_Action item:_
Answer these questions from the post on intersectionality below:
(a) What date appears at the top of the post?
(b) What is the shopper looking for when coming across the misplaced jar?
(c) In the final paragraph, where do these lives allow themselves to be pushed?

_Selected passage:_
******

Tuesday, July 29, 2008

Intersectionality: Race, Gender, Class, Culture

In order to keep our sanity, it is necessary to be organized. We organize our shoes, our silverware, our baubles and posts-it’s… We organize so many things. Is it not only natural that this need to have a firm knowledge of what and where things are, translates its self from the inanimate to the organic. We label ourselves in so many ways, like the many contents of a supermarket grocery store shelf; who we are seems to be clearly labeled, in big bold letters. For many people this system of identification works. The peanut butter knows that its peanut butter and the jelly knows where to find the other jars of jelly. However, when someone’s not exactly a jar of peanut butter and not as dark and gooey as a jar of jelly, the system fails them. They try to pass off as other things; jars of garlic, olives, and chili peppers. They jump up and down the shelves, simultaneously being rejected for their color, their flavor, and their consistency. There are very few shoppers that would take a chance on a jar of food they seemed different from those around it, as if someone had picked it up, found something wrong with it and put it back in the wrong section, an indication to other shoppers of its differentially. Or perhaps a shopper comes across this misplaced jar while looking for a jar of habanera peppers. They can clearly tell that this jar is not what they came looking for. The jar looks more like stuffed peppers that habanera peppers. The label, though scuffed and illegible, still conveys that this is a jar of something wonderful and spicy. The shopper however, knows that his need for a hot sandwich for lunch can be satisfied by a few habanera peppers. The mystery jar carries too much disorganization, too much instability. So the jar sits, wondering what to call itself, where to put itself and what the heck it should be doing as the days pass and the dreaded date on top of its lid draws closer and closer.

So many lives pass in this way, waiting in internal uncertainty. Being passed off as the closest jar to which they resemble, ignoring the way they were raised, but more importantly they ignore the deep and passionate connection to the roots which firmly grew them. Impertinently, they allow themselves to be pushed into the back of the shelf, and to rot away.

******

_Provided material:_
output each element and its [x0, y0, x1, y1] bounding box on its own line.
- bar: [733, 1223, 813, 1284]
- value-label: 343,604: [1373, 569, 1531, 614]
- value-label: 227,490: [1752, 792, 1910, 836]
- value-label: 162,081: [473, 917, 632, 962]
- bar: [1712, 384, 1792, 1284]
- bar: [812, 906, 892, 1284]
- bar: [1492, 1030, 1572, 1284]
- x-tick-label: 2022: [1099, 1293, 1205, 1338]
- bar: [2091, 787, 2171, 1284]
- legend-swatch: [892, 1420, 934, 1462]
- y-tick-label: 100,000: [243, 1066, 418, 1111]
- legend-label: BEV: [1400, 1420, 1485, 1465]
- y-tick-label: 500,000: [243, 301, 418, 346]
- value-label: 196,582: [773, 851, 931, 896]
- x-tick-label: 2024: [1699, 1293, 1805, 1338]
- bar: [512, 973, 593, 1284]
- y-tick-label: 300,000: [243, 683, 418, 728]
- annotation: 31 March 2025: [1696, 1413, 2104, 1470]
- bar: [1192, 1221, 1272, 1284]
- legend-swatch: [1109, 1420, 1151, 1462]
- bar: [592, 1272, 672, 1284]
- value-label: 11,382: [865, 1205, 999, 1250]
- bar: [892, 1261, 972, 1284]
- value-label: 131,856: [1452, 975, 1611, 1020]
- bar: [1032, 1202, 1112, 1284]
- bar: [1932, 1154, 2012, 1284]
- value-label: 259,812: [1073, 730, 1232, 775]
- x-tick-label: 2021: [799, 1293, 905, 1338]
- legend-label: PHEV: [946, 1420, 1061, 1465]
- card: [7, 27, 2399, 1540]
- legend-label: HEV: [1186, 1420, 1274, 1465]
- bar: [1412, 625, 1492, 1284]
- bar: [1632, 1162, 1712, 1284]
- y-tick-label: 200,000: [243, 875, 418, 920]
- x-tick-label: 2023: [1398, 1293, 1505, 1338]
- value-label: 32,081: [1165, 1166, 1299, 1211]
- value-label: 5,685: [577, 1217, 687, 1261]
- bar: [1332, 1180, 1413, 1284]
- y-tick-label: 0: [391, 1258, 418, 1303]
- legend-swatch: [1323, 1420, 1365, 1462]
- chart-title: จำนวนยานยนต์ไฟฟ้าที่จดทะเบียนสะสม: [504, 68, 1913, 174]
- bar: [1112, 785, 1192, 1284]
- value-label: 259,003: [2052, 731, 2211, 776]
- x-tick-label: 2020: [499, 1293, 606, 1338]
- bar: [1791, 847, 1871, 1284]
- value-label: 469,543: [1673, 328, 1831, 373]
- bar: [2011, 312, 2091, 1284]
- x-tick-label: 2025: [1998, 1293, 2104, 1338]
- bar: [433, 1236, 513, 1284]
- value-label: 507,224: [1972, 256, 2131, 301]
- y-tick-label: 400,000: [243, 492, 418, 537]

******

_Output of the task:_
(a) Tuesday, July 29, 2008
(b) A jar of habanera peppers
(c) Into the back of the shelf, to rot away